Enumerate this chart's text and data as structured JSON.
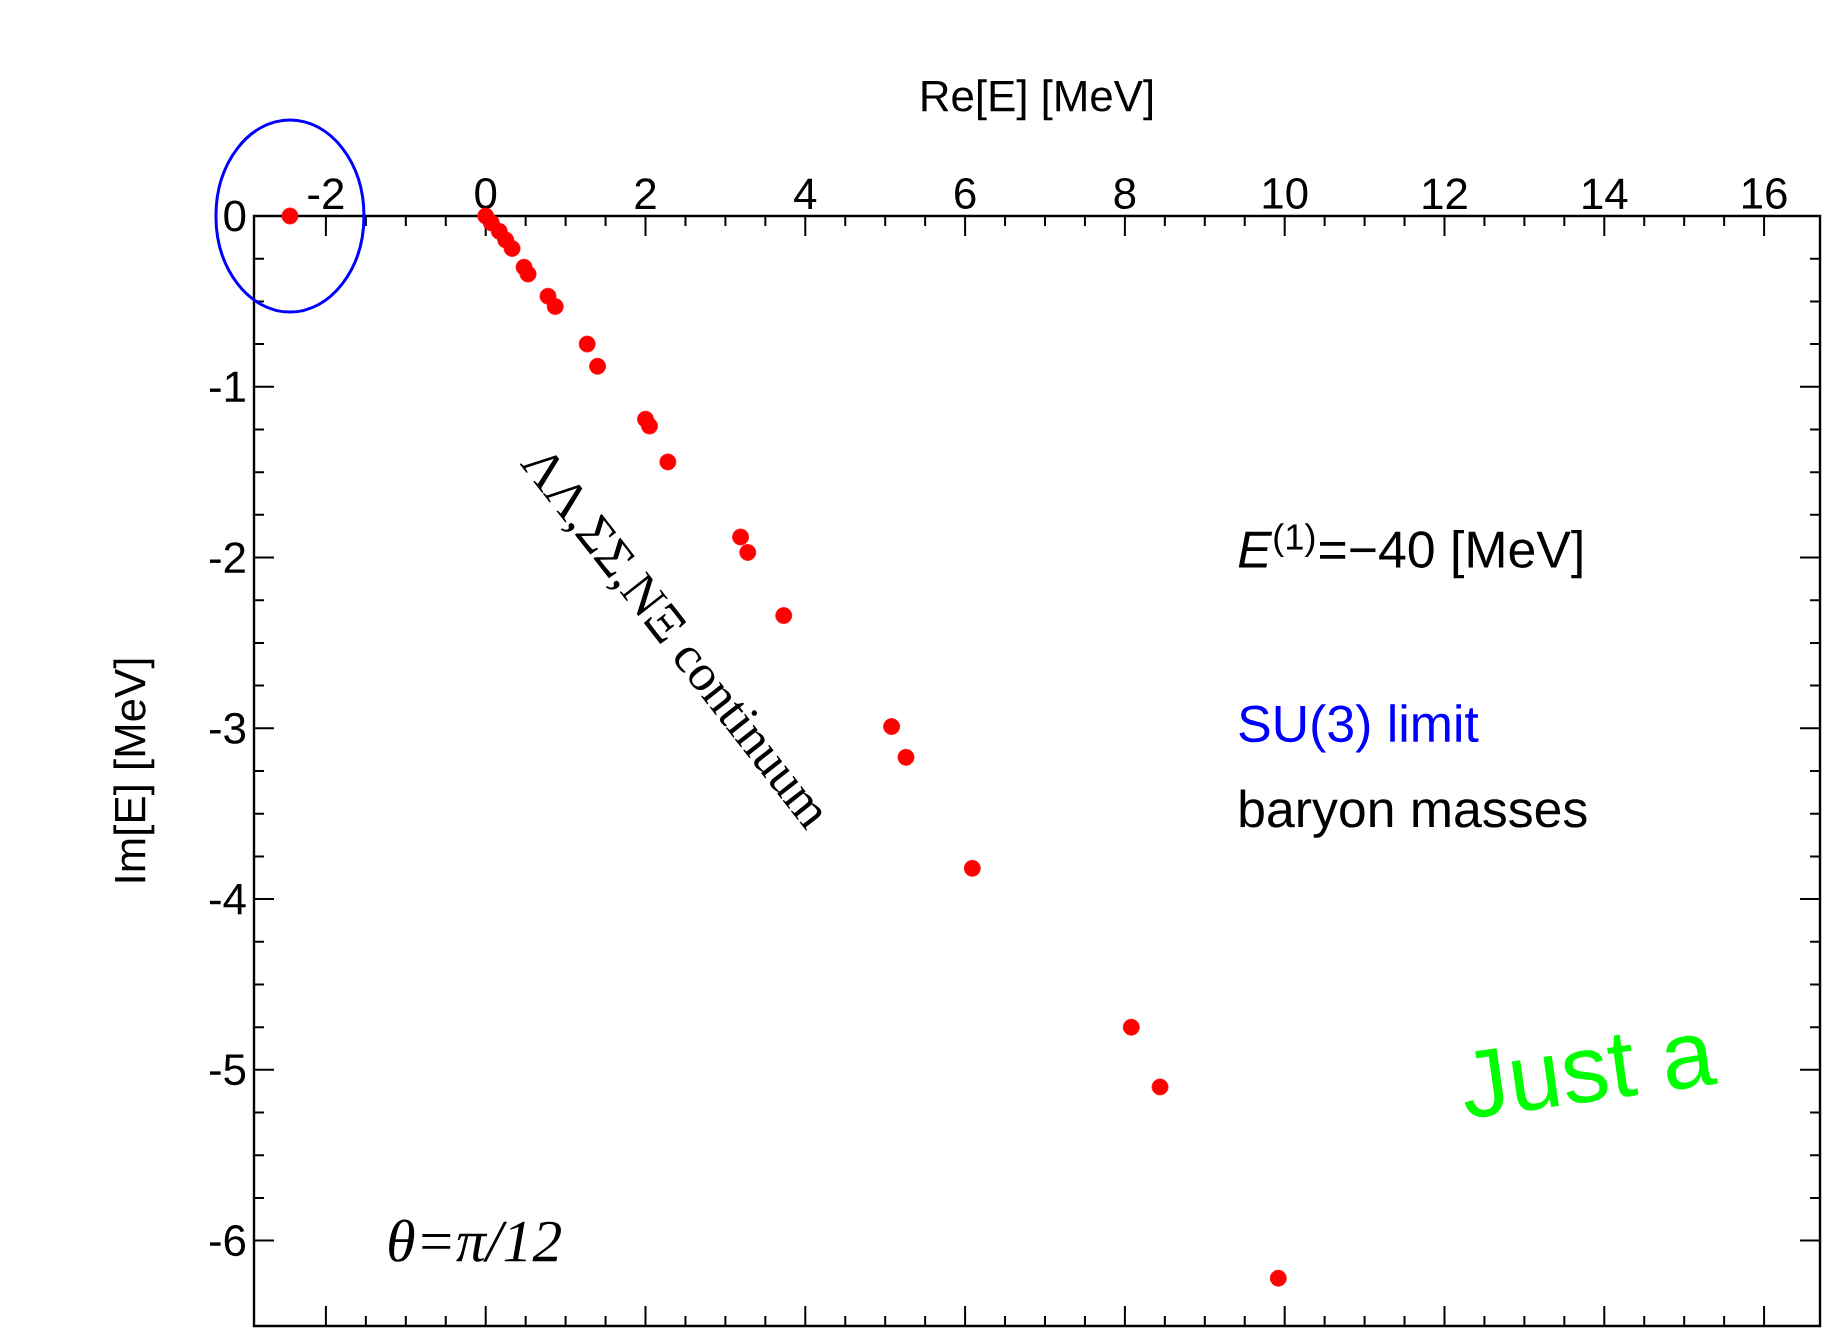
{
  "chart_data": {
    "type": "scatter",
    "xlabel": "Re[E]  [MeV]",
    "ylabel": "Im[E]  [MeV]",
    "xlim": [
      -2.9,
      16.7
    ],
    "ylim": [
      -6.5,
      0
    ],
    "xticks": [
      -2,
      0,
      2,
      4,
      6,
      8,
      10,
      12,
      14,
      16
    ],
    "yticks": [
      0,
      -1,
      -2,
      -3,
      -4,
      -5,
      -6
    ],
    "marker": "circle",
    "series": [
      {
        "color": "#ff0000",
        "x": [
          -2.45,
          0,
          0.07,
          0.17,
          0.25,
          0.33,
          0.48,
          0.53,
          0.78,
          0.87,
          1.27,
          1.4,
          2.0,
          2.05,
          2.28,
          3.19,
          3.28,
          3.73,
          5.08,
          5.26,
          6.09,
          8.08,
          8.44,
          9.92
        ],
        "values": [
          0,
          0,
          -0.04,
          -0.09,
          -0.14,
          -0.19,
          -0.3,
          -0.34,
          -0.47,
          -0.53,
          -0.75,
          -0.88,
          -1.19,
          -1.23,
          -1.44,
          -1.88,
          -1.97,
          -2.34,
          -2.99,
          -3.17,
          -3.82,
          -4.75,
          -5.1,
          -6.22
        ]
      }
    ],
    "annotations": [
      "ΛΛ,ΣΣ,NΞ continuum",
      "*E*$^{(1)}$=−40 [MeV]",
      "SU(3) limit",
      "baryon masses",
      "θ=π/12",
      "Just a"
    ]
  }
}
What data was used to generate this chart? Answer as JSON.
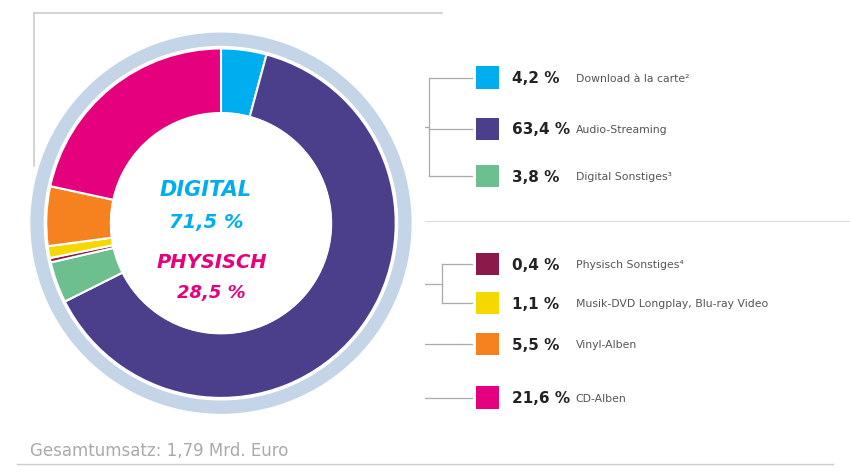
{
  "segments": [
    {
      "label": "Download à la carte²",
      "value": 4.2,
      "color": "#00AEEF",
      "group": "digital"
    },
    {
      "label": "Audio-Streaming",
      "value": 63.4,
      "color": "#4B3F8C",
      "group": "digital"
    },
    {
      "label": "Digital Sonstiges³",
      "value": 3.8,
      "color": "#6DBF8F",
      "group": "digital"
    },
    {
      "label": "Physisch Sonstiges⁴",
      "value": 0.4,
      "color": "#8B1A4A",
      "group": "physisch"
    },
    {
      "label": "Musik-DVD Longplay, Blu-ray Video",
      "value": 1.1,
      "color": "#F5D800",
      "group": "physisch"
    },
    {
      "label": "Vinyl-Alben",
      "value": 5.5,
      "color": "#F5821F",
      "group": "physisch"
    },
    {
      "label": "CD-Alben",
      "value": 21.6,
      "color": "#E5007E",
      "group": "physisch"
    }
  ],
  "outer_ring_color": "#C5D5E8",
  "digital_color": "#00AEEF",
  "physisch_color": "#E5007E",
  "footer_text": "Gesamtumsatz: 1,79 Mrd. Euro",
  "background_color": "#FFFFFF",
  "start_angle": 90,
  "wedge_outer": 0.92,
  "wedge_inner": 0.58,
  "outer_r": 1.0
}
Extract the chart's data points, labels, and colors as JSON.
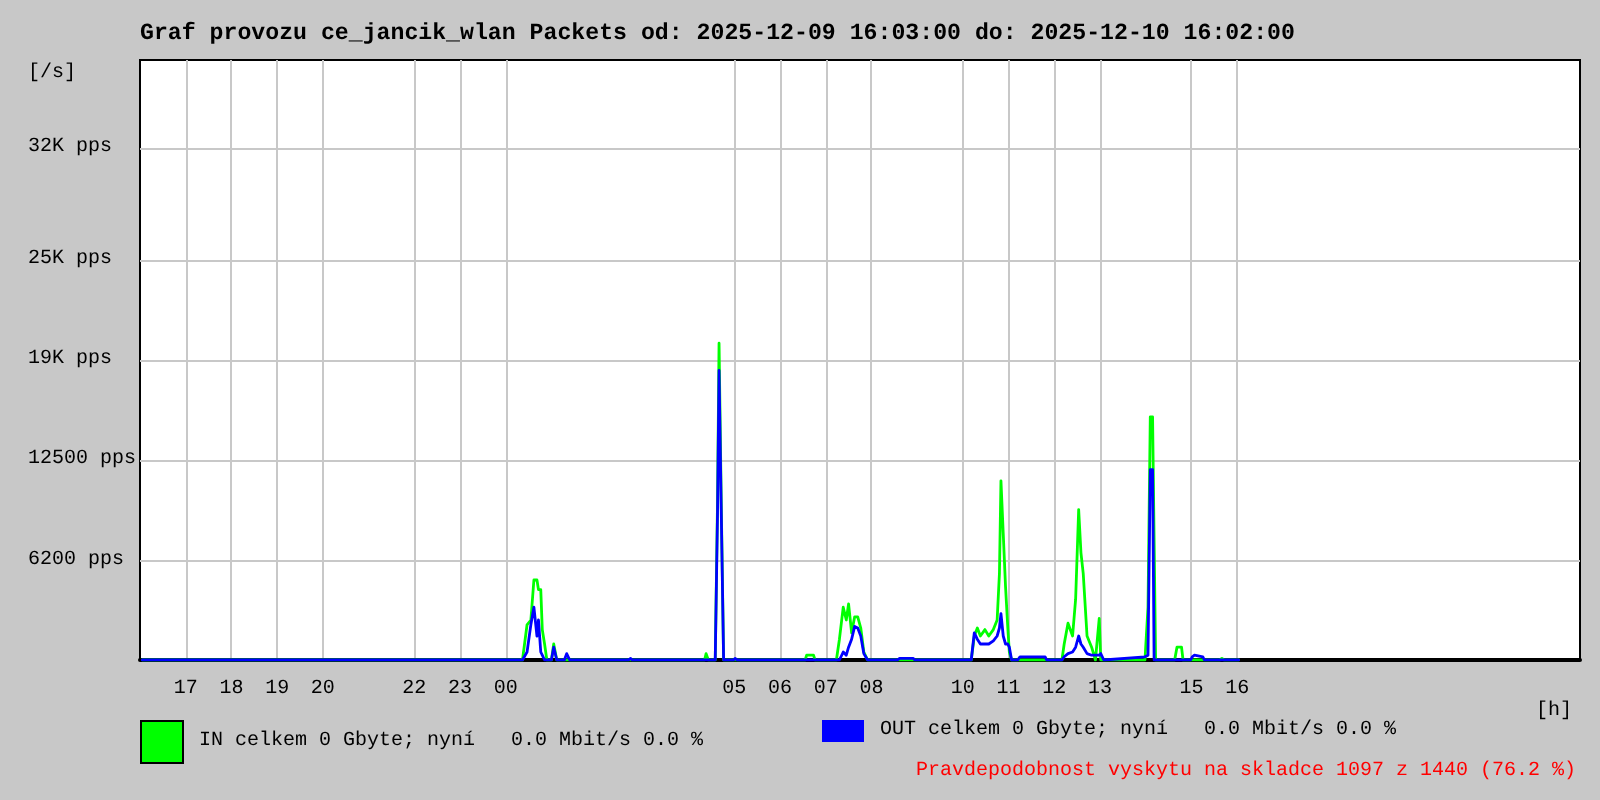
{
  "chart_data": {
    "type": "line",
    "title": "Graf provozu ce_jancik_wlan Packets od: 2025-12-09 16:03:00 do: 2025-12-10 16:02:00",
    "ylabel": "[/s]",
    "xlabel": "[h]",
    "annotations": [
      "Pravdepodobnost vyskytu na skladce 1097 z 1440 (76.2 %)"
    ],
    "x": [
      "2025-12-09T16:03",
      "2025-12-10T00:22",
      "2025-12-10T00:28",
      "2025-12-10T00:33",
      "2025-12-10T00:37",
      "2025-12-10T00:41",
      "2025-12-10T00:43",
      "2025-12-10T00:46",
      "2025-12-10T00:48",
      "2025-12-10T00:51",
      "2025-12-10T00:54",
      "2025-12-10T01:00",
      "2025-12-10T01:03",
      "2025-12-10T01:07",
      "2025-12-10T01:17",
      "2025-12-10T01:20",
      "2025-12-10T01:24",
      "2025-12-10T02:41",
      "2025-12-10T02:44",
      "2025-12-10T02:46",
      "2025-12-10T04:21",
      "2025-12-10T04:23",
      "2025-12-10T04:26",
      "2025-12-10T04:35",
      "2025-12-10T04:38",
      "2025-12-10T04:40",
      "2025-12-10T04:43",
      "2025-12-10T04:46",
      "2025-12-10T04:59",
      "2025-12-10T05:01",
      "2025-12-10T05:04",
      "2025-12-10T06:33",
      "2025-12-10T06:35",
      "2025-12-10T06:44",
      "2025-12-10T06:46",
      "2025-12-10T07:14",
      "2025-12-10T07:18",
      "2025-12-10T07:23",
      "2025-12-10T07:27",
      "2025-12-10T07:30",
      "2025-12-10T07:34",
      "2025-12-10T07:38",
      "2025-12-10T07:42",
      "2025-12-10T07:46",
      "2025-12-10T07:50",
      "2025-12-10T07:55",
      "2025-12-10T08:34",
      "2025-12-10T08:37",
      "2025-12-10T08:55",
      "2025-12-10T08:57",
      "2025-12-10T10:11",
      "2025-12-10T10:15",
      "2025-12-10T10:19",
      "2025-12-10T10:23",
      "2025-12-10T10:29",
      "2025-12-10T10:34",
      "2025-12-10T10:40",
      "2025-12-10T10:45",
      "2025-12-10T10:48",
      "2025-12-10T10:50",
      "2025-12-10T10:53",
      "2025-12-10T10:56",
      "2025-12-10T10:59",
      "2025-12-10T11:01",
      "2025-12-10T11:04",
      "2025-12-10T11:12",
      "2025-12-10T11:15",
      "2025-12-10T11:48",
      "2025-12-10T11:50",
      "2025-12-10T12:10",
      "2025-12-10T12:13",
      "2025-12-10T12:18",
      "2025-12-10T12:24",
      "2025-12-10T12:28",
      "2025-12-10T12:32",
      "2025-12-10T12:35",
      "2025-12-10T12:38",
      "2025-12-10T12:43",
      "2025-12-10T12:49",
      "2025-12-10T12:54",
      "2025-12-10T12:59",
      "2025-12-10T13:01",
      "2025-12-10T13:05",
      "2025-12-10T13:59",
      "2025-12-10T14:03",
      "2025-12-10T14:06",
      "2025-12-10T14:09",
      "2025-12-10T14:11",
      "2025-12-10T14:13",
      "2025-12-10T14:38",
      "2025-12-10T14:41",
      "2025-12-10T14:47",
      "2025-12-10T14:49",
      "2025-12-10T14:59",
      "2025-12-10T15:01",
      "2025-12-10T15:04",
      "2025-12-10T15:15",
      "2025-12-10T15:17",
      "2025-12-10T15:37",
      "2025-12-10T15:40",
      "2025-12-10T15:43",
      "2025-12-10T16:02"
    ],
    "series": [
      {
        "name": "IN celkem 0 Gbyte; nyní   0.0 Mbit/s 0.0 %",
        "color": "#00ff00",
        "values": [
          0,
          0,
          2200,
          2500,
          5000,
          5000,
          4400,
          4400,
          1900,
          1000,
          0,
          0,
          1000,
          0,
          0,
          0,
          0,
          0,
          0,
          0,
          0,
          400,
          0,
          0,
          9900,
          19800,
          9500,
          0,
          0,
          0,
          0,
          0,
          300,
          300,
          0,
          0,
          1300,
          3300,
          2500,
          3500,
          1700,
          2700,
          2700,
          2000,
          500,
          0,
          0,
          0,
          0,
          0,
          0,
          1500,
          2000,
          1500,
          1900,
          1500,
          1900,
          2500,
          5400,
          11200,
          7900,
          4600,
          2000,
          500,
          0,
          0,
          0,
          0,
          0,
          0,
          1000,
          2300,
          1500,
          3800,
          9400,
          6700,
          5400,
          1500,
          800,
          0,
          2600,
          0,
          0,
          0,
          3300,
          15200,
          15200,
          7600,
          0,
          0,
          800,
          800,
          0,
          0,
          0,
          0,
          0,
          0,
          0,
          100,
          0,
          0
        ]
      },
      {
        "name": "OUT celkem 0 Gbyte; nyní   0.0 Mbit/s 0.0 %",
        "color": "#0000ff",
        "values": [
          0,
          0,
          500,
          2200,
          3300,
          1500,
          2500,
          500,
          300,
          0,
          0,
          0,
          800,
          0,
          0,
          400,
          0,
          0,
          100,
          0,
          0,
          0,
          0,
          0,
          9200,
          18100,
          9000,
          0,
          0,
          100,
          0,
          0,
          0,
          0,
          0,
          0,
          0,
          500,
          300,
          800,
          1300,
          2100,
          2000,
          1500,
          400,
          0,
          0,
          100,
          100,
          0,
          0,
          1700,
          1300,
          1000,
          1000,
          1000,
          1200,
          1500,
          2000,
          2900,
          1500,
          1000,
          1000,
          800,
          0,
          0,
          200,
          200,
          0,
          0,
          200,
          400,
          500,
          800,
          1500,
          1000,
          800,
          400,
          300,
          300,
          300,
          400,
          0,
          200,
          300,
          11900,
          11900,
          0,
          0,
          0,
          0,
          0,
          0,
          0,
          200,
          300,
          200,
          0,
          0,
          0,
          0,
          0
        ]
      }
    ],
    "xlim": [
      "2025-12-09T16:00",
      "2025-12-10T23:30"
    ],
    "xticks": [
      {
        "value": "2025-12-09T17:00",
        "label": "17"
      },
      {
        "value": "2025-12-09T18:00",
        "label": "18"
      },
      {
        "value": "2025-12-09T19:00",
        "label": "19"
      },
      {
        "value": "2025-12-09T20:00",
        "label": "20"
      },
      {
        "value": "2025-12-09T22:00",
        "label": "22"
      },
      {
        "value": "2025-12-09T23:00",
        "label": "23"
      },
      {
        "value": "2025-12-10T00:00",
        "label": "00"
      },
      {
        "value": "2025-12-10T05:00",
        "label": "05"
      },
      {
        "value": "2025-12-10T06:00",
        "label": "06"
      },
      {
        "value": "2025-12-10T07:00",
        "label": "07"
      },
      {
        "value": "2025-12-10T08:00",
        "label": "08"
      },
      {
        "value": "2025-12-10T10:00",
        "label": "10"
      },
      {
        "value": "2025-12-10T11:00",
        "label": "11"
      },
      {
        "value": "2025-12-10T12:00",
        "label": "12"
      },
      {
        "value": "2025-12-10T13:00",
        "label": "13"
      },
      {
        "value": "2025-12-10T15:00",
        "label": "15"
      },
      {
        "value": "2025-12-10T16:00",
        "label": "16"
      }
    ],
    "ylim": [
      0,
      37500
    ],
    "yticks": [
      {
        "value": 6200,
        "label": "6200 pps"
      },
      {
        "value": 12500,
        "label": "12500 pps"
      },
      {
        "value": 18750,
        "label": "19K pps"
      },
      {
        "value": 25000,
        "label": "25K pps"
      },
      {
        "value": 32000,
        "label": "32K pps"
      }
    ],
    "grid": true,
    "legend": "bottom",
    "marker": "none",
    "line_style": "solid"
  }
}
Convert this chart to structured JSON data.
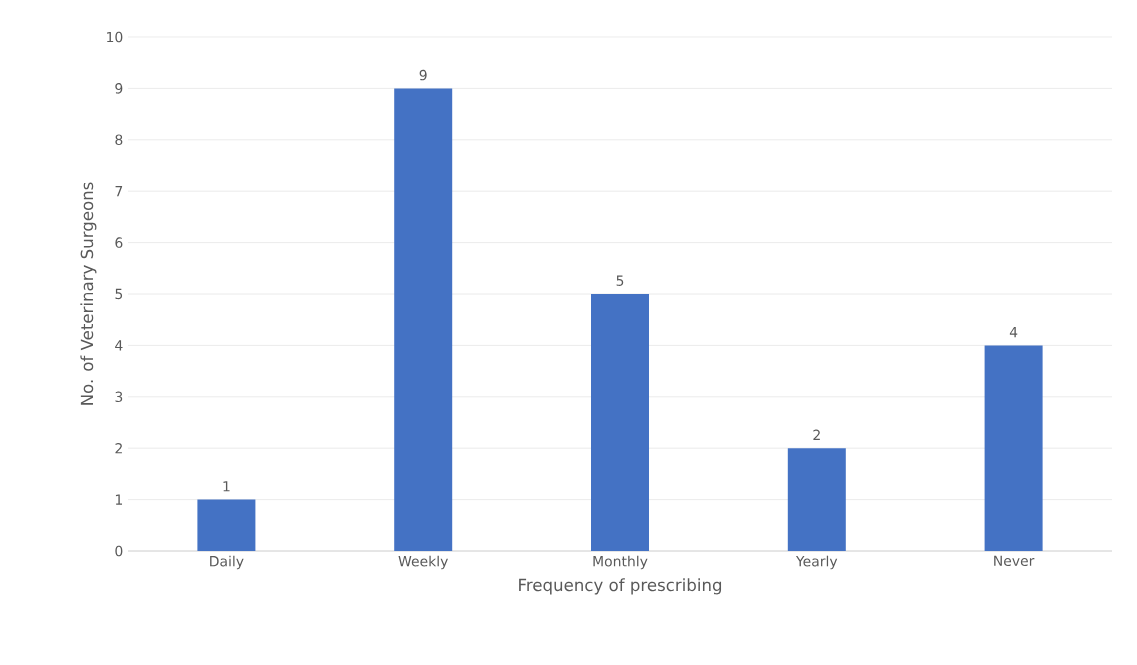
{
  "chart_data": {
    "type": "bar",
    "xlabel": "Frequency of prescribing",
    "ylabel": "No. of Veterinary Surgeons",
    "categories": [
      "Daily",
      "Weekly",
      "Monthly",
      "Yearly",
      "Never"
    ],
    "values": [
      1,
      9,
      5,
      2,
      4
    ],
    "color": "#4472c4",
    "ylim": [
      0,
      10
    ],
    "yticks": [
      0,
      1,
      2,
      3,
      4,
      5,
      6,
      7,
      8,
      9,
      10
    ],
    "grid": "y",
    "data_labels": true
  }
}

### EXERCISE DETAILS
Above are lines of data; state how many of them contain the word "celkem", with no other output.

### ANSWER BELOW
2